Print the records below word for word, but leave out the pictures.

==== GIVEN RECORDS

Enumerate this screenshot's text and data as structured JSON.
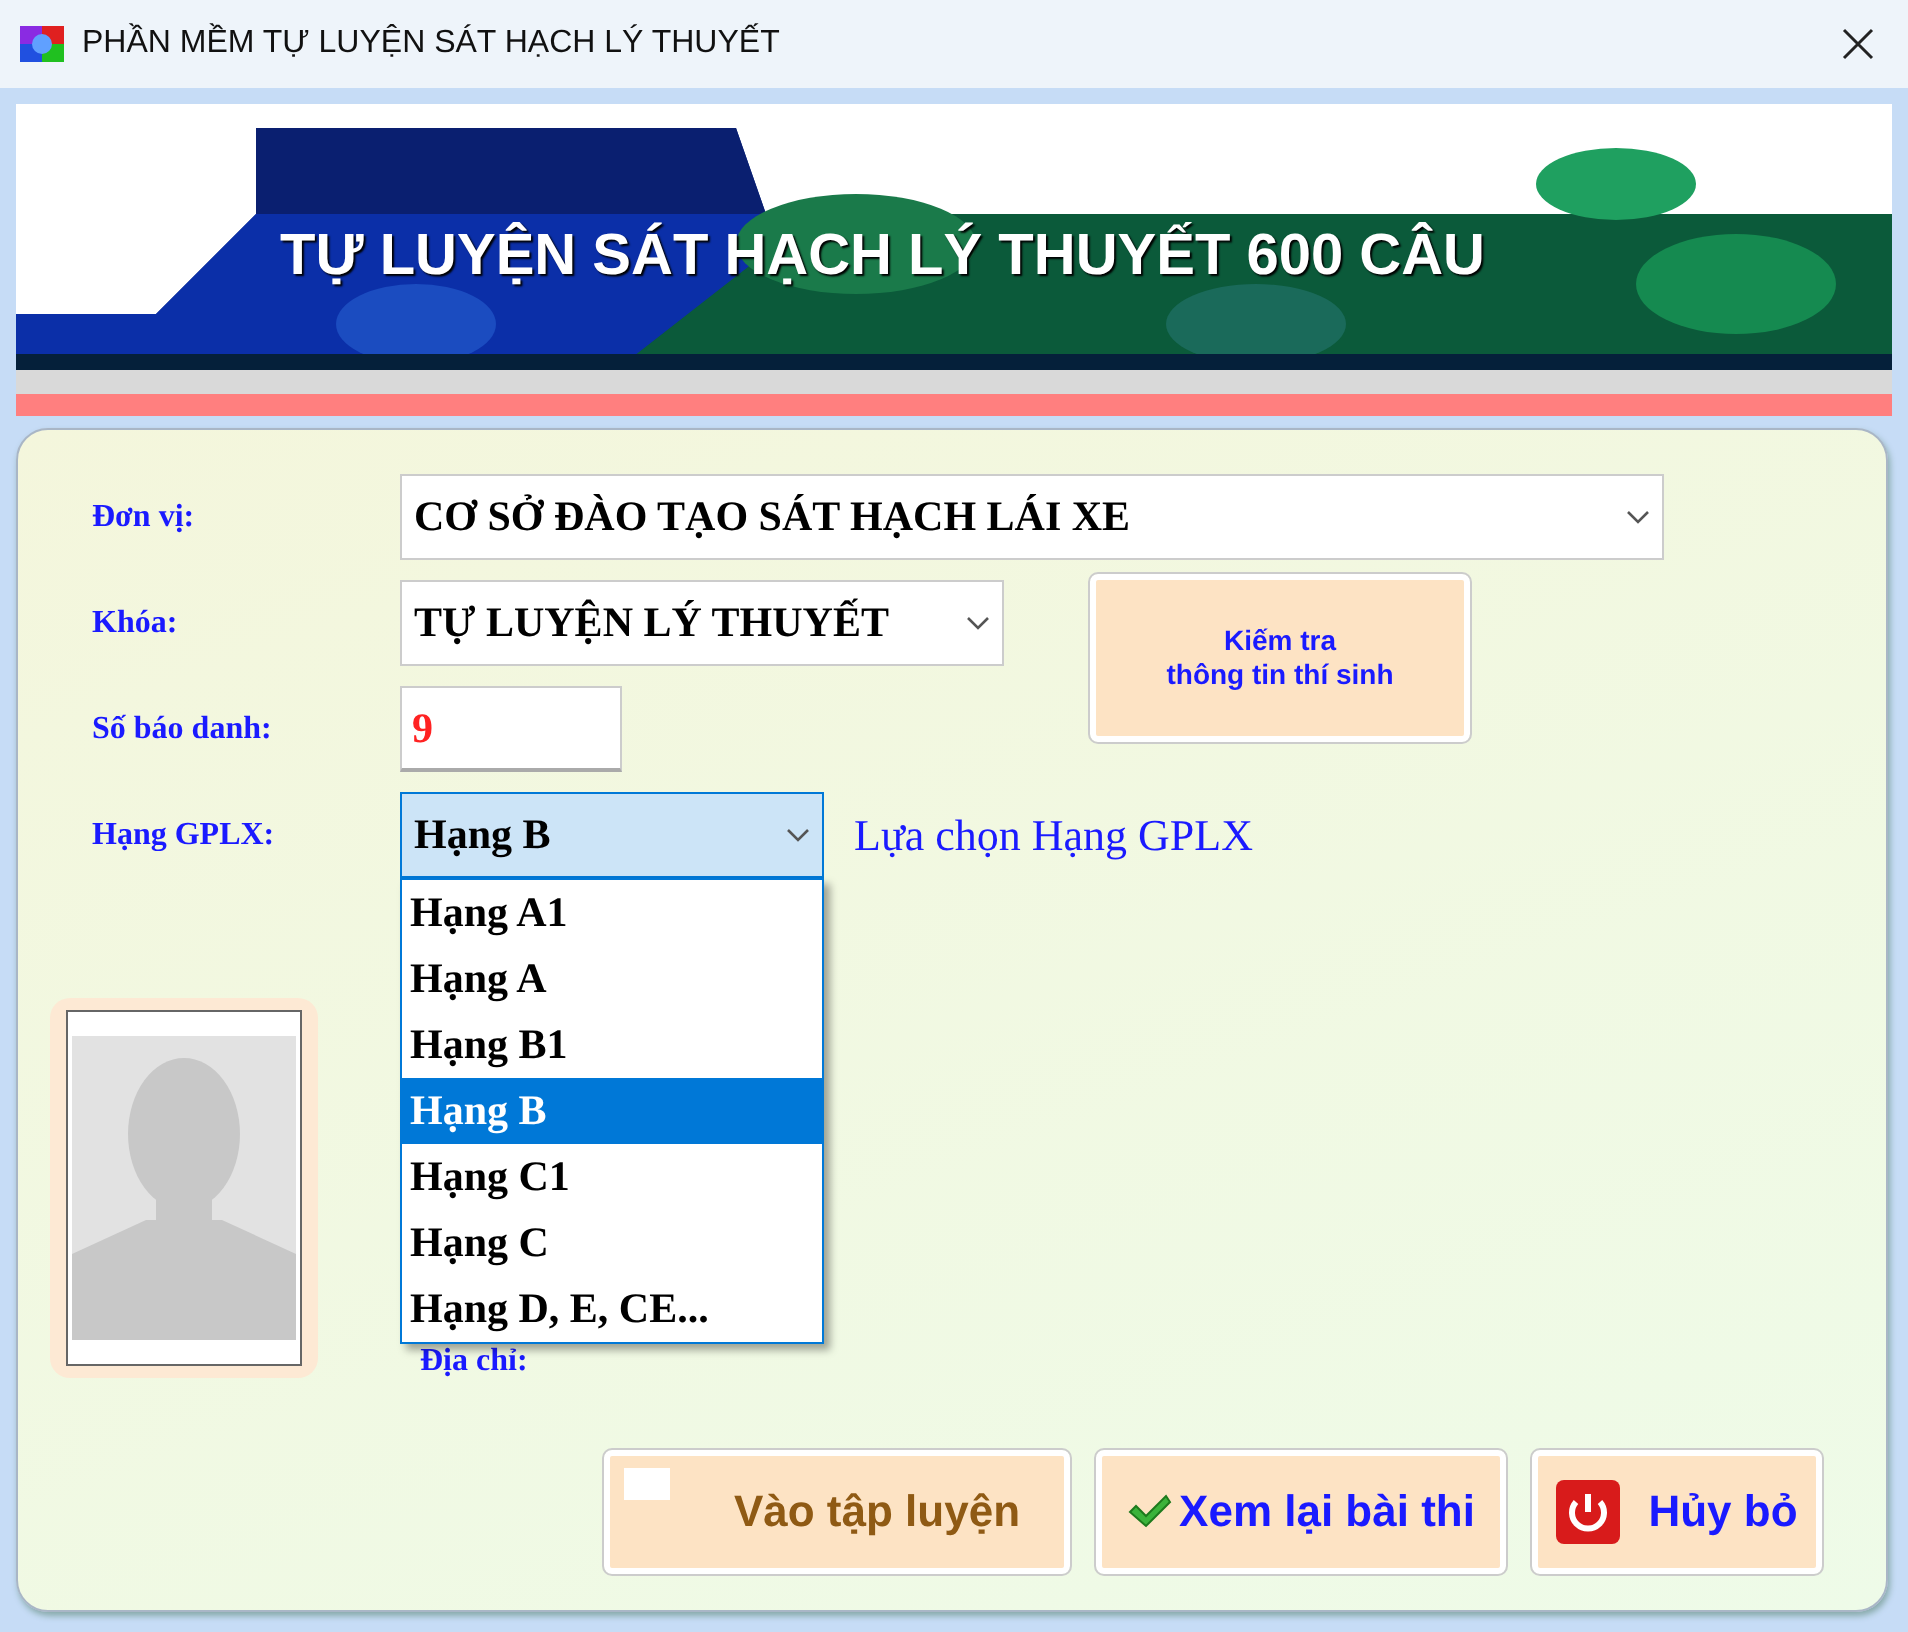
{
  "window": {
    "title": "PHẦN MỀM TỰ LUYỆN SÁT HẠCH LÝ THUYẾT"
  },
  "banner": {
    "title": "TỰ LUYỆN SÁT HẠCH LÝ THUYẾT 600 CÂU"
  },
  "fields": [
    {
      "kind": "combo",
      "label": "Đơn vị:",
      "value": "CƠ SỞ ĐÀO TẠO SÁT HẠCH LÁI XE",
      "expanded": false
    },
    {
      "kind": "combo",
      "label": "Khóa:",
      "value": "TỰ LUYỆN LÝ THUYẾT",
      "expanded": false
    },
    {
      "kind": "input",
      "label": "Số báo danh:",
      "value": "9"
    },
    {
      "kind": "combo",
      "label": "Hạng GPLX:",
      "value": "Hạng B",
      "hint": "Lựa chọn Hạng GPLX",
      "expanded": true
    }
  ],
  "check_button": {
    "lines": [
      "Kiếm tra",
      "thông tin thí sinh"
    ]
  },
  "options": [
    {
      "label": "Hạng A1",
      "selected": false
    },
    {
      "label": "Hạng A",
      "selected": false
    },
    {
      "label": "Hạng B1",
      "selected": false
    },
    {
      "label": "Hạng B",
      "selected": true
    },
    {
      "label": "Hạng C1",
      "selected": false
    },
    {
      "label": "Hạng C",
      "selected": false
    },
    {
      "label": "Hạng D, E, CE...",
      "selected": false
    }
  ],
  "address_label": "Địa chỉ:",
  "buttons": [
    {
      "kind": "start",
      "label": "Vào tập luyện"
    },
    {
      "kind": "review",
      "label": "Xem lại bài thi"
    },
    {
      "kind": "cancel",
      "label": "Hủy bỏ"
    }
  ]
}
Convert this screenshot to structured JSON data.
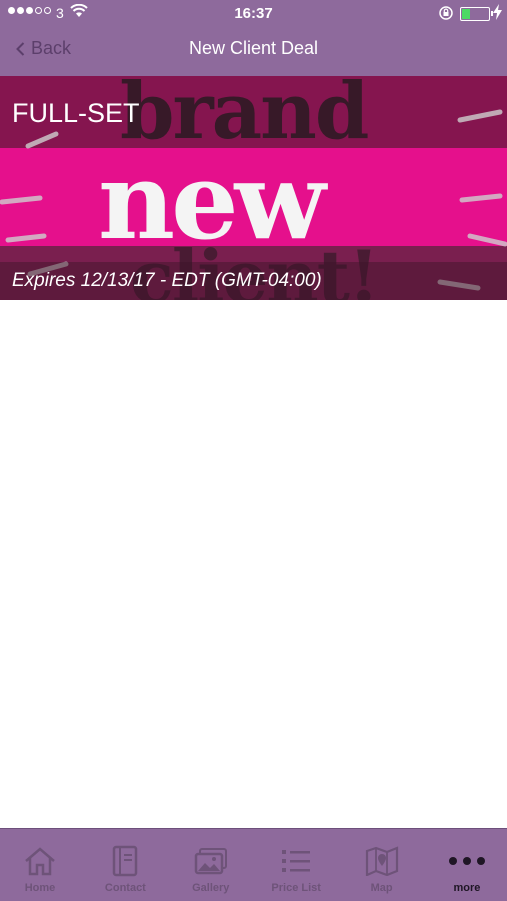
{
  "status_bar": {
    "carrier": "3",
    "time": "16:37",
    "battery_color": "#4cd964"
  },
  "nav": {
    "back_label": "Back",
    "title": "New Client Deal"
  },
  "deal": {
    "title": "FULL-SET",
    "expiry": "Expires 12/13/17 - EDT (GMT-04:00)",
    "banner_words": [
      "brand",
      "new",
      "client!"
    ],
    "colors": {
      "pink": "#e5108c",
      "maroon": "#85154f"
    }
  },
  "tabs": [
    {
      "label": "Home",
      "icon": "home-icon"
    },
    {
      "label": "Contact",
      "icon": "contact-book-icon"
    },
    {
      "label": "Gallery",
      "icon": "gallery-icon"
    },
    {
      "label": "Price List",
      "icon": "list-icon"
    },
    {
      "label": "Map",
      "icon": "map-icon"
    },
    {
      "label": "more",
      "icon": "more-dots-icon",
      "active": true
    }
  ],
  "theme": {
    "bar_color": "#8e6a9c"
  }
}
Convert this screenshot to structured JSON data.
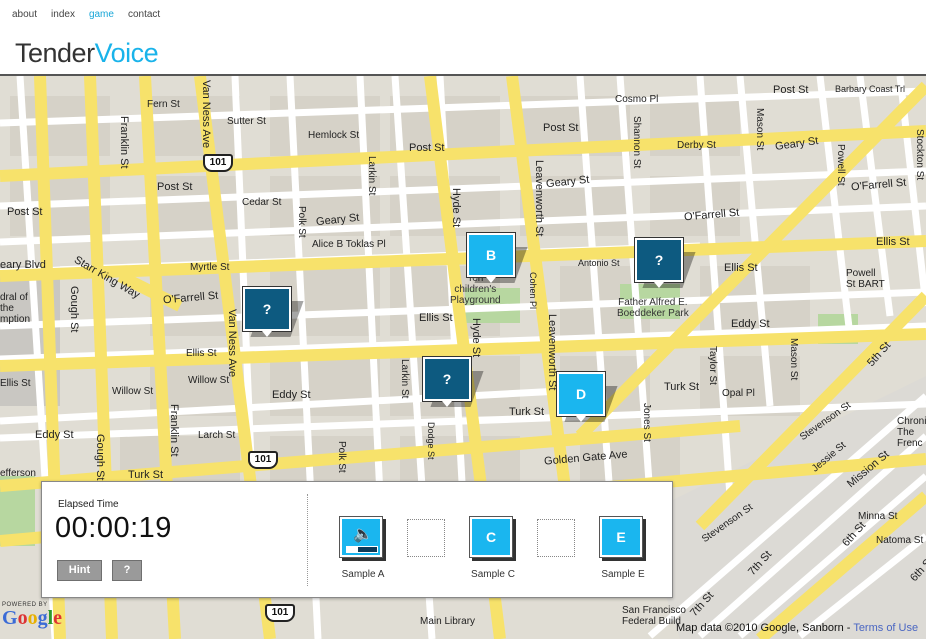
{
  "nav": {
    "about": "about",
    "index": "index",
    "game": "game",
    "contact": "contact"
  },
  "logo": {
    "part1": "Tender",
    "part2": "Voice"
  },
  "map": {
    "streets": {
      "fern": "Fern St",
      "sutter1": "Sutter St",
      "post1": "Post St",
      "post2": "Post St",
      "post3": "Post St",
      "post4": "Post St",
      "post5": "Post St",
      "hemlock": "Hemlock St",
      "cedar": "Cedar St",
      "geary1": "Geary St",
      "geary2": "Geary St",
      "geary3": "Geary St",
      "alice": "Alice B Toklas Pl",
      "myrtle": "Myrtle St",
      "ofarrell1": "O'Farrell St",
      "ofarrell2": "O'Farrell St",
      "ofarrell3": "O'Farrell St",
      "ellis1": "Ellis St",
      "ellis2": "Ellis St",
      "ellis3": "Ellis St",
      "ellis4": "Ellis St",
      "ellis5": "Ellis St",
      "willow1": "Willow St",
      "willow2": "Willow St",
      "eddy1": "Eddy St",
      "eddy2": "Eddy St",
      "eddy3": "Eddy St",
      "larch": "Larch St",
      "turk1": "Turk St",
      "turk2": "Turk St",
      "turk3": "Turk St",
      "golden": "Golden Gate Ave",
      "franklin1": "Franklin St",
      "franklin2": "Franklin St",
      "gough1": "Gough St",
      "gough2": "Gough St",
      "vanness1": "Van Ness Ave",
      "vanness2": "Van Ness Ave",
      "polk1": "Polk St",
      "polk2": "Polk St",
      "larkin1": "Larkin St",
      "larkin2": "Larkin St",
      "hyde1": "Hyde St",
      "hyde2": "Hyde St",
      "leavenworth1": "Leavenworth St",
      "leavenworth2": "Leavenworth St",
      "jones": "Jones St",
      "taylor": "Taylor St",
      "mason1": "Mason St",
      "mason2": "Mason St",
      "powell": "Powell St",
      "stockton": "Stockton St",
      "shannon": "Shannon St",
      "antonio": "Antonio St",
      "derby": "Derby St",
      "cosmo": "Cosmo Pl",
      "opal": "Opal Pl",
      "cohen": "Cohen Pl",
      "dodge": "Dodge St",
      "starr": "Starr King Way",
      "gearyblvd": "eary Blvd",
      "barbary": "Barbary Coast Trl",
      "stevenson1": "Stevenson St",
      "stevenson2": "Stevenson St",
      "jessie": "Jessie St",
      "mission": "Mission St",
      "minna": "Minna St",
      "natoma": "Natoma St",
      "fifth": "5th St",
      "sixth1": "6th St",
      "sixth2": "6th St",
      "seventh1": "7th St",
      "seventh2": "7th St",
      "powellbart": "Powell\nSt BART",
      "mainlib": "Main Library",
      "sflib": "San Francisco\nFederal Build",
      "tenderlabel": "Ten\nchildren's\nPlayground",
      "boeddeker": "Father Alfred E.\nBoeddeker Park",
      "cathedral": "dral of\nthe\nmption",
      "jefferson": "efferson",
      "chron": "Chroni\nThe\nFrenc"
    },
    "shields": {
      "s1": "101",
      "s2": "101",
      "s3": "101"
    }
  },
  "markers": {
    "m1": "?",
    "m2": "B",
    "m3": "?",
    "m4": "?",
    "m5": "D"
  },
  "panel": {
    "elapsed_label": "Elapsed Time",
    "timer": "00:00:19",
    "hint_label": "Hint",
    "help_label": "?",
    "samples": [
      {
        "label": "Sample A",
        "type": "audio",
        "progress": 0.35
      },
      {
        "label": "",
        "type": "empty"
      },
      {
        "label": "Sample C",
        "type": "letter",
        "letter": "C"
      },
      {
        "label": "",
        "type": "empty"
      },
      {
        "label": "Sample E",
        "type": "letter",
        "letter": "E"
      }
    ]
  },
  "google": {
    "powered": "POWERED BY",
    "g": "G",
    "o1": "o",
    "o2": "o",
    "g2": "g",
    "l": "l",
    "e": "e"
  },
  "mapdata": {
    "text": "Map data ©2010 Google, Sanborn - ",
    "terms": "Terms of Use"
  },
  "colors": {
    "accent": "#19b3ea",
    "marker_dark": "#0d5a80",
    "marker_light": "#1ab6ef",
    "road_major": "#f7e26b",
    "road_minor": "#ffffff",
    "block": "#e0ddd4"
  }
}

========

_OUTPUT FOR THIS EXERCISE_:
Enumerate this screenshot's text and data as structured JSON.
{
  "window": {
    "title": "PHẦN MỀM TỰ LUYỆN SÁT HẠCH LÝ THUYẾT"
  },
  "banner": {
    "title": "TỰ LUYỆN SÁT HẠCH LÝ THUYẾT 600 CÂU"
  },
  "fields": [
    {
      "kind": "combo",
      "label": "Đơn vị:",
      "value": "CƠ SỞ ĐÀO TẠO SÁT HẠCH LÁI XE",
      "expanded": false
    },
    {
      "kind": "combo",
      "label": "Khóa:",
      "value": "TỰ LUYỆN LÝ THUYẾT",
      "expanded": false
    },
    {
      "kind": "input",
      "label": "Số báo danh:",
      "value": "9"
    },
    {
      "kind": "combo",
      "label": "Hạng GPLX:",
      "value": "Hạng B",
      "hint": "Lựa chọn Hạng GPLX",
      "expanded": true
    }
  ],
  "check_button": {
    "lines": [
      "Kiếm tra",
      "thông tin thí sinh"
    ]
  },
  "options": [
    {
      "label": "Hạng A1",
      "selected": false
    },
    {
      "label": "Hạng A",
      "selected": false
    },
    {
      "label": "Hạng B1",
      "selected": false
    },
    {
      "label": "Hạng B",
      "selected": true
    },
    {
      "label": "Hạng C1",
      "selected": false
    },
    {
      "label": "Hạng C",
      "selected": false
    },
    {
      "label": "Hạng D, E, CE...",
      "selected": false
    }
  ],
  "address_label": "Địa chỉ:",
  "buttons": [
    {
      "kind": "start",
      "label": "Vào tập luyện"
    },
    {
      "kind": "review",
      "label": "Xem lại bài thi"
    },
    {
      "kind": "cancel",
      "label": "Hủy bỏ"
    }
  ]
}
Convert this screenshot to structured JSON data.
{
  "status_bar": {
    "carrier": "3",
    "time": "16:37",
    "battery_color": "#4cd964"
  },
  "nav": {
    "back_label": "Back",
    "title": "New Client Deal"
  },
  "deal": {
    "title": "FULL-SET",
    "expiry": "Expires 12/13/17 - EDT (GMT-04:00)",
    "banner_words": [
      "brand",
      "new",
      "client!"
    ],
    "colors": {
      "pink": "#e5108c",
      "maroon": "#85154f"
    }
  },
  "tabs": [
    {
      "label": "Home",
      "icon": "home-icon"
    },
    {
      "label": "Contact",
      "icon": "contact-book-icon"
    },
    {
      "label": "Gallery",
      "icon": "gallery-icon"
    },
    {
      "label": "Price List",
      "icon": "list-icon"
    },
    {
      "label": "Map",
      "icon": "map-icon"
    },
    {
      "label": "more",
      "icon": "more-dots-icon",
      "active": true
    }
  ],
  "theme": {
    "bar_color": "#8e6a9c"
  }
}
Convert this screenshot to structured JSON data.
{
  "nav": {
    "about": "about",
    "index": "index",
    "game": "game",
    "contact": "contact"
  },
  "logo": {
    "part1": "Tender",
    "part2": "Voice"
  },
  "map": {
    "streets": {
      "fern": "Fern St",
      "sutter1": "Sutter St",
      "post1": "Post St",
      "post2": "Post St",
      "post3": "Post St",
      "post4": "Post St",
      "post5": "Post St",
      "hemlock": "Hemlock St",
      "cedar": "Cedar St",
      "geary1": "Geary St",
      "geary2": "Geary St",
      "geary3": "Geary St",
      "alice": "Alice B Toklas Pl",
      "myrtle": "Myrtle St",
      "ofarrell1": "O'Farrell St",
      "ofarrell2": "O'Farrell St",
      "ofarrell3": "O'Farrell St",
      "ellis1": "Ellis St",
      "ellis2": "Ellis St",
      "ellis3": "Ellis St",
      "ellis4": "Ellis St",
      "ellis5": "Ellis St",
      "willow1": "Willow St",
      "willow2": "Willow St",
      "eddy1": "Eddy St",
      "eddy2": "Eddy St",
      "eddy3": "Eddy St",
      "larch": "Larch St",
      "turk1": "Turk St",
      "turk2": "Turk St",
      "turk3": "Turk St",
      "golden": "Golden Gate Ave",
      "franklin1": "Franklin St",
      "franklin2": "Franklin St",
      "gough1": "Gough St",
      "gough2": "Gough St",
      "vanness1": "Van Ness Ave",
      "vanness2": "Van Ness Ave",
      "polk1": "Polk St",
      "polk2": "Polk St",
      "larkin1": "Larkin St",
      "larkin2": "Larkin St",
      "hyde1": "Hyde St",
      "hyde2": "Hyde St",
      "leavenworth1": "Leavenworth St",
      "leavenworth2": "Leavenworth St",
      "jones": "Jones St",
      "taylor": "Taylor St",
      "mason1": "Mason St",
      "mason2": "Mason St",
      "powell": "Powell St",
      "stockton": "Stockton St",
      "shannon": "Shannon St",
      "antonio": "Antonio St",
      "derby": "Derby St",
      "cosmo": "Cosmo Pl",
      "opal": "Opal Pl",
      "cohen": "Cohen Pl",
      "dodge": "Dodge St",
      "starr": "Starr King Way",
      "gearyblvd": "eary Blvd",
      "barbary": "Barbary Coast Trl",
      "stevenson1": "Stevenson St",
      "stevenson2": "Stevenson St",
      "jessie": "Jessie St",
      "mission": "Mission St",
      "minna": "Minna St",
      "natoma": "Natoma St",
      "fifth": "5th St",
      "sixth1": "6th St",
      "sixth2": "6th St",
      "seventh1": "7th St",
      "seventh2": "7th St",
      "powellbart": "Powell\nSt BART",
      "mainlib": "Main Library",
      "sflib": "San Francisco\nFederal Build",
      "tenderlabel": "Ten\nchildren's\nPlayground",
      "boeddeker": "Father Alfred E.\nBoeddeker Park",
      "cathedral": "dral of\nthe\nmption",
      "jefferson": "efferson",
      "chron": "Chroni\nThe\nFrenc"
    },
    "shields": {
      "s1": "101",
      "s2": "101",
      "s3": "101"
    }
  },
  "markers": {
    "m1": "?",
    "m2": "B",
    "m3": "?",
    "m4": "?",
    "m5": "D"
  },
  "panel": {
    "elapsed_label": "Elapsed Time",
    "timer": "00:00:19",
    "hint_label": "Hint",
    "help_label": "?",
    "samples": [
      {
        "label": "Sample A",
        "type": "audio",
        "progress": 0.35
      },
      {
        "label": "",
        "type": "empty"
      },
      {
        "label": "Sample C",
        "type": "letter",
        "letter": "C"
      },
      {
        "label": "",
        "type": "empty"
      },
      {
        "label": "Sample E",
        "type": "letter",
        "letter": "E"
      }
    ]
  },
  "google": {
    "powered": "POWERED BY",
    "g": "G",
    "o1": "o",
    "o2": "o",
    "g2": "g",
    "l": "l",
    "e": "e"
  },
  "mapdata": {
    "text": "Map data ©2010 Google, Sanborn - ",
    "terms": "Terms of Use"
  },
  "colors": {
    "accent": "#19b3ea",
    "marker_dark": "#0d5a80",
    "marker_light": "#1ab6ef",
    "road_major": "#f7e26b",
    "road_minor": "#ffffff",
    "block": "#e0ddd4"
  }
}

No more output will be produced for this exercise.